Volume único, de Daniel Bretas.
Comprei alguns quadrinhos autorais e independentes na Comic Con Experience 2015 que me agradaram bastante, com estilos variados de história, arte e formato físico. Destas, sem sombra de dúvida, a obra que me encantou mais profundamente foi Shut Up and Listen, de Daniel Bretas. Responsável pela divertida e competente arte de Starmind, vencedor do BMA 2014 e atualmente publicado pela Editora Draco, onde divide autoria com Ricardo “Ryot” Tokumoto, aqui publica seu trabalho solo e extremamente autoral com o selo do Estúdio Black Ink.
Para começar, o preço de Shut Up and Listen pode surpreender o leitor quando posto em contraste com o material aparentemente modesto. A obra é grampeada, logo não tem lombada, e trata-se de uma coletânea com cerca de 40 páginas e apenas quatro histórias, custando vinte reais na loja do autor, preço superior a volumes de mangás comuns com três ou quatro vezes o número de páginas. Esta é uma visão simplista, porém. O papel utilizado aqui é de qualidade, com pouquíssima transparência e um cuidado ímpar aos detalhes, mostrando que autor fez escolhas conscientes para deixar a experiência física de leitura a altura de seus desenhos e suas ideias.
O formato das páginas é um pouco mais largo e horizontal que o formato comum para mangás, um detalhe que traz um aspecto visual ligeiramente diferente e único; há também um cuidado para termos páginas vazias de descompressão ao fim de cada história, evitando que duas histórias diferentes ocupem dois lados da mesma folha. Além destes detalhes, a capa e a quarta capa são lindas e chamativas. A capa traz uma ilustração com o traço fabuloso e as cores de Daniel Bretas, com um efeito de água nos cabelos dos personagens que me impressionou particularmente, enquanto na quarta capa temos dois elementos muito abstratos e curiosos, mantendo a predominância do azul, chamando a atenção com o mesmo recurso da primeira capa de Assassination Classroom.
O visual de tirar o fôlego se torna um dos pontos mais fortes da obra durante a leitura, pois o autor faz seus desenhos com muitos detalhes, mas também carrega uma inspiração de mangás que não o deixam ir longe demais para o realismo total, mantendo um estilo próprio muito peculiar. A cada história, vemos suas habilidades sendo exploradas de maneiras novas, seja no traço, na quadrinização ou no ritmo.

####

## OBJETIVO
No artigo sobre Shut Up and Listen, quanto custa a obra na loja do autor?

####

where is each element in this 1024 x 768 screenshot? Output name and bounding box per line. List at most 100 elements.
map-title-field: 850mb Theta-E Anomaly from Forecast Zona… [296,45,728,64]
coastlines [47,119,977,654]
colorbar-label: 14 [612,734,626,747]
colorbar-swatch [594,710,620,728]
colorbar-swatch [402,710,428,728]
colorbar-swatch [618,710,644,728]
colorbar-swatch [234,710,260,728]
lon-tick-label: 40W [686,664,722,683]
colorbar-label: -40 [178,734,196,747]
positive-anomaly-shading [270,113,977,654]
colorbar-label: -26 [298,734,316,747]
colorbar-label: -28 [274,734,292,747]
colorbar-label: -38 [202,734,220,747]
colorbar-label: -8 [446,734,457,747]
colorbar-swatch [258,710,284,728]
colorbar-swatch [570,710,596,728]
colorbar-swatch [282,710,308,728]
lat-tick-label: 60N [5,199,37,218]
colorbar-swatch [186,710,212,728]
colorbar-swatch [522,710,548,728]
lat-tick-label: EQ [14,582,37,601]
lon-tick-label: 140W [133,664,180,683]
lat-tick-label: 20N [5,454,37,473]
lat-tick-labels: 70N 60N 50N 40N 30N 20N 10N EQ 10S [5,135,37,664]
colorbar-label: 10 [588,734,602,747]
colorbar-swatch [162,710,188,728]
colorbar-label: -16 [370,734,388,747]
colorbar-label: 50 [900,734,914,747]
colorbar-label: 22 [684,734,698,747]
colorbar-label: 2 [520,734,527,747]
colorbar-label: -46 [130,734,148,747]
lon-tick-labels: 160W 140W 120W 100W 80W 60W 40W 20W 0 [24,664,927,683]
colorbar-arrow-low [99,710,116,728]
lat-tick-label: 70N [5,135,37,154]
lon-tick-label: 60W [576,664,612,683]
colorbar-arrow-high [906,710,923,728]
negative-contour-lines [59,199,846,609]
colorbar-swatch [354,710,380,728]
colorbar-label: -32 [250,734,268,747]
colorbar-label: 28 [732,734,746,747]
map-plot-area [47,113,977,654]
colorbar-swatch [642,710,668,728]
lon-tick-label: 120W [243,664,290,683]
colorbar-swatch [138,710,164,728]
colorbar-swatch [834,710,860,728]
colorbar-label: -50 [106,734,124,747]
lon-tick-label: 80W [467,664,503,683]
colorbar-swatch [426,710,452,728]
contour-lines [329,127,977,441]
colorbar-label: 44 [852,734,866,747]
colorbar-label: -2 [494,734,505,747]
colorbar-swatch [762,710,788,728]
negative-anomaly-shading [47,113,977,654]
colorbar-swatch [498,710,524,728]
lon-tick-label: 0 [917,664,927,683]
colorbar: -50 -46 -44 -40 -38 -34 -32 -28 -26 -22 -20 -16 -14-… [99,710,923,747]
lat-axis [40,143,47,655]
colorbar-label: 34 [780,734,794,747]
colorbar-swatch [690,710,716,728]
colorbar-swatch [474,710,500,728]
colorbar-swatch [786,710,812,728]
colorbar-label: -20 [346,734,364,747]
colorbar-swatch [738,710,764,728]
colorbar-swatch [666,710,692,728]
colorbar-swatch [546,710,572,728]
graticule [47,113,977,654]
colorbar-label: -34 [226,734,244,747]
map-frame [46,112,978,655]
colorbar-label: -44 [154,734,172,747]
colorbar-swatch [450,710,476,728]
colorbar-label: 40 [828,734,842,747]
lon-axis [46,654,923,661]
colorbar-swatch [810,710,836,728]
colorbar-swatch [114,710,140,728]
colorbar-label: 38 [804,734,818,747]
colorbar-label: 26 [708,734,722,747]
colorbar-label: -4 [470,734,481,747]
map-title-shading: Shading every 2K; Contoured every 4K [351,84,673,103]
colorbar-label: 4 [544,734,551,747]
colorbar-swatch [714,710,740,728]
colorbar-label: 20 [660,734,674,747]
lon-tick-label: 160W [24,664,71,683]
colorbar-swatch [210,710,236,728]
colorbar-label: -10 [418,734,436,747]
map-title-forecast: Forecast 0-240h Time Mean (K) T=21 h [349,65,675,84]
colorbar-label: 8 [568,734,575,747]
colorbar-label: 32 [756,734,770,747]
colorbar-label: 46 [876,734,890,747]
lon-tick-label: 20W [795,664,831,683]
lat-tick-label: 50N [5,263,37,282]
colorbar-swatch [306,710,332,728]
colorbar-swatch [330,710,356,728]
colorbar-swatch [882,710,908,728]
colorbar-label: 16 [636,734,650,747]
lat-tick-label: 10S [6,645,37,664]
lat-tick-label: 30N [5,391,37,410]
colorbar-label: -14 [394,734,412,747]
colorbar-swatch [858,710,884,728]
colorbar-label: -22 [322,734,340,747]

####

## RESULTADO
Vinte reais.